▶ WRITTEN REQUEST
Look through the listing below and give the number of lines that hold "项目列示". Say nothing more.

* START EXTRACTED INFORMATION *

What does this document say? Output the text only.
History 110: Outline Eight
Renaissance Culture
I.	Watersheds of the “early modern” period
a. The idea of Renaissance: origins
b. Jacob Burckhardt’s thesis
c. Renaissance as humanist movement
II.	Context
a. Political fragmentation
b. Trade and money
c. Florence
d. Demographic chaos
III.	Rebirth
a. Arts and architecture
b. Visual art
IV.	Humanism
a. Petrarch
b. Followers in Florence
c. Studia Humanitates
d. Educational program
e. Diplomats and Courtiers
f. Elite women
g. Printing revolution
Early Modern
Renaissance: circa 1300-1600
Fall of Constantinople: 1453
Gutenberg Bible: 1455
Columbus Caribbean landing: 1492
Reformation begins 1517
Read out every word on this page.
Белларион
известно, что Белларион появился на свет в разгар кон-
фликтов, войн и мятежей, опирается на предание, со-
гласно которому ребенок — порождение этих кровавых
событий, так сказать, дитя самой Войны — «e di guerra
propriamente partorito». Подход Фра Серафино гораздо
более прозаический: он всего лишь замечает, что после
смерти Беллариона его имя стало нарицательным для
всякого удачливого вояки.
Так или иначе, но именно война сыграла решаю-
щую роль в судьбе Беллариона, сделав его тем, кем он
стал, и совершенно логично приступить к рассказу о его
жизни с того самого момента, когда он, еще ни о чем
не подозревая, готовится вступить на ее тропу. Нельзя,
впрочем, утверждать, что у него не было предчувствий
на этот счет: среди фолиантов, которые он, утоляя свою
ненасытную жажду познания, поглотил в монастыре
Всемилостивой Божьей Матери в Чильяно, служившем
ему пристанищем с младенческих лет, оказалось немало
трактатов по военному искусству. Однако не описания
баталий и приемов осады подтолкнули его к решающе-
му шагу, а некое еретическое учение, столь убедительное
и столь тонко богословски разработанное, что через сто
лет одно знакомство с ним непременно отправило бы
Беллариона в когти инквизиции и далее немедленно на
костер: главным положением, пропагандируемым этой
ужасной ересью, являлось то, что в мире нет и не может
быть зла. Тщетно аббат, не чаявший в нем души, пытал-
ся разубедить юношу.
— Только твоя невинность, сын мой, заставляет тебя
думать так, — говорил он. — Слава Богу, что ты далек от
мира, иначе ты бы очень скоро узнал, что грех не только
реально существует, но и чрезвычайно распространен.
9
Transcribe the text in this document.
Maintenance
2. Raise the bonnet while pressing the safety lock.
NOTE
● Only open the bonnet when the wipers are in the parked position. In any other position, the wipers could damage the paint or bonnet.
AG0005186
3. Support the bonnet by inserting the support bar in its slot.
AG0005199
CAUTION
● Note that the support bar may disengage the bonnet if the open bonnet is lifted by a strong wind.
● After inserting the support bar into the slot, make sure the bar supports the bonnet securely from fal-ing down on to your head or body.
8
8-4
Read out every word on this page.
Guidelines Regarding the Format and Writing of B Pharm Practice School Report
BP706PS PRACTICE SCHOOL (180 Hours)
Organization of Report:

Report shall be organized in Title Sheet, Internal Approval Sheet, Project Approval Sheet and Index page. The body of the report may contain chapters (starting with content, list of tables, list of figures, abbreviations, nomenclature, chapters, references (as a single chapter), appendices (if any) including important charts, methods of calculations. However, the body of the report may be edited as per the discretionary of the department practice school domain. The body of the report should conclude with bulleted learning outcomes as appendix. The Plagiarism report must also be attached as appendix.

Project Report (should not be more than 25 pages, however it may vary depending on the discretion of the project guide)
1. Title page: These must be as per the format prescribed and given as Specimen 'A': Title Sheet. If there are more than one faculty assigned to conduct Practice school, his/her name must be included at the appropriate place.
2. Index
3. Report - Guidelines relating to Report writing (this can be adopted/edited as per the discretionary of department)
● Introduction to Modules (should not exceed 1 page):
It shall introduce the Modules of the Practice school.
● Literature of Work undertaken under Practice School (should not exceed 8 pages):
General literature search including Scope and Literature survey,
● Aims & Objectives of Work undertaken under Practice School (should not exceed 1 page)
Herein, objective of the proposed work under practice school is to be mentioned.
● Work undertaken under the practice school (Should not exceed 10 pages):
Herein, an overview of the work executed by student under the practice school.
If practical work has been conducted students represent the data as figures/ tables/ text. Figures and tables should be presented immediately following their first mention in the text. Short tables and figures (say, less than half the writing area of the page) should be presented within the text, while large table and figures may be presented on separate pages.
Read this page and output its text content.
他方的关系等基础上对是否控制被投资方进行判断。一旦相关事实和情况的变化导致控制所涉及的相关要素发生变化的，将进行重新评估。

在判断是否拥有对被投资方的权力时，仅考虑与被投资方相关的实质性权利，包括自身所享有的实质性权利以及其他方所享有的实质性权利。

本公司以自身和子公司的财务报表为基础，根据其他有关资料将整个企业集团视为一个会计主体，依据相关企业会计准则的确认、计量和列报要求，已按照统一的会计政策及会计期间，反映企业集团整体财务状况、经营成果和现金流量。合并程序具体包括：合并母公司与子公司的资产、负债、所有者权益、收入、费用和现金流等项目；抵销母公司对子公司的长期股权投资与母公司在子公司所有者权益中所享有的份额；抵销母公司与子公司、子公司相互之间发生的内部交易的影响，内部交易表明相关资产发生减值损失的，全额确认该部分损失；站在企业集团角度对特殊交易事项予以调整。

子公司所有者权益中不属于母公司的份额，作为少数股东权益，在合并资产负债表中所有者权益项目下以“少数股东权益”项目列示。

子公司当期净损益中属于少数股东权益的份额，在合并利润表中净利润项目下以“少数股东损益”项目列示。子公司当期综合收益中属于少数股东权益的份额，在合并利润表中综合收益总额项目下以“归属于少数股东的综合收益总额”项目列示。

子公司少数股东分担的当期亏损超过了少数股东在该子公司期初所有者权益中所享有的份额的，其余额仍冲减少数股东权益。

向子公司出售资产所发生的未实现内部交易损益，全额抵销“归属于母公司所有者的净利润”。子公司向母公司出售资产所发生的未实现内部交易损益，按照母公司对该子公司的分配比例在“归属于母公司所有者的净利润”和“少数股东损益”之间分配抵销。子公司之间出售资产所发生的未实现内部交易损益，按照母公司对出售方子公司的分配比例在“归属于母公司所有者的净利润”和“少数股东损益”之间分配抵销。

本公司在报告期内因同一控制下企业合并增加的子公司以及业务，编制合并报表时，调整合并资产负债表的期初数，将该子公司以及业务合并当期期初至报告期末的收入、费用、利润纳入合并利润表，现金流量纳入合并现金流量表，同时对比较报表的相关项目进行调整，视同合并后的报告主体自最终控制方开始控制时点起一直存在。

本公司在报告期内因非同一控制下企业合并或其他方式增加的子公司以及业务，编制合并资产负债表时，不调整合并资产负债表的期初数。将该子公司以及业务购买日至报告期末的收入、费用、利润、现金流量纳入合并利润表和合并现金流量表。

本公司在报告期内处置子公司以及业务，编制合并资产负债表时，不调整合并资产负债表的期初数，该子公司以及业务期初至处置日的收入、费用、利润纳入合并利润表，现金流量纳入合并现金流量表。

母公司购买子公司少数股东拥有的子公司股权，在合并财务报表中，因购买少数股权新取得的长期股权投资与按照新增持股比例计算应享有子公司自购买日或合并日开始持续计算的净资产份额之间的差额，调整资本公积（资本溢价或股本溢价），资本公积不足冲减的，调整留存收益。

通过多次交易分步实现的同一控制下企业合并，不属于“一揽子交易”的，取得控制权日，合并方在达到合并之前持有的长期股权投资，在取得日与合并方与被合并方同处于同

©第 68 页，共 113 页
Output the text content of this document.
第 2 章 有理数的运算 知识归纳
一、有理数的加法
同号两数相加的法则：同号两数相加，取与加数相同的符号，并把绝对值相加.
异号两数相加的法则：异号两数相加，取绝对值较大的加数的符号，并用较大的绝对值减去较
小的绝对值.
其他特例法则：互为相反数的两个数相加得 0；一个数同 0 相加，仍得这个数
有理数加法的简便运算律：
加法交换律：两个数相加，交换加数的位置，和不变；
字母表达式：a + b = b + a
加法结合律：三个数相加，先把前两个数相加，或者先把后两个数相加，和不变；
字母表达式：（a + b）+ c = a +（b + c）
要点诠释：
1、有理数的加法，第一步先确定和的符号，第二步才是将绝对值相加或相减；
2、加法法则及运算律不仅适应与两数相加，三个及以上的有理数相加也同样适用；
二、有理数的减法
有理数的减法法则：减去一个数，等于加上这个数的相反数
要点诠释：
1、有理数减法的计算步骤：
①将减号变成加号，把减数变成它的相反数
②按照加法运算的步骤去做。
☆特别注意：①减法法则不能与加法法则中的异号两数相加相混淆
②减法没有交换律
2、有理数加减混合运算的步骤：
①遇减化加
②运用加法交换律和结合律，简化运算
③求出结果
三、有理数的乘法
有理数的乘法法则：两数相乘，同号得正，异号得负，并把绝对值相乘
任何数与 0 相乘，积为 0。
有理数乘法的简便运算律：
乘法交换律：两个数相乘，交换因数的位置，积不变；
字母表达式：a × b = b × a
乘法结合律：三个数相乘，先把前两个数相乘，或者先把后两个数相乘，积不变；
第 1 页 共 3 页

* END EXTRACTED INFORMATION *

▶ EXERCISE RESPONSE
2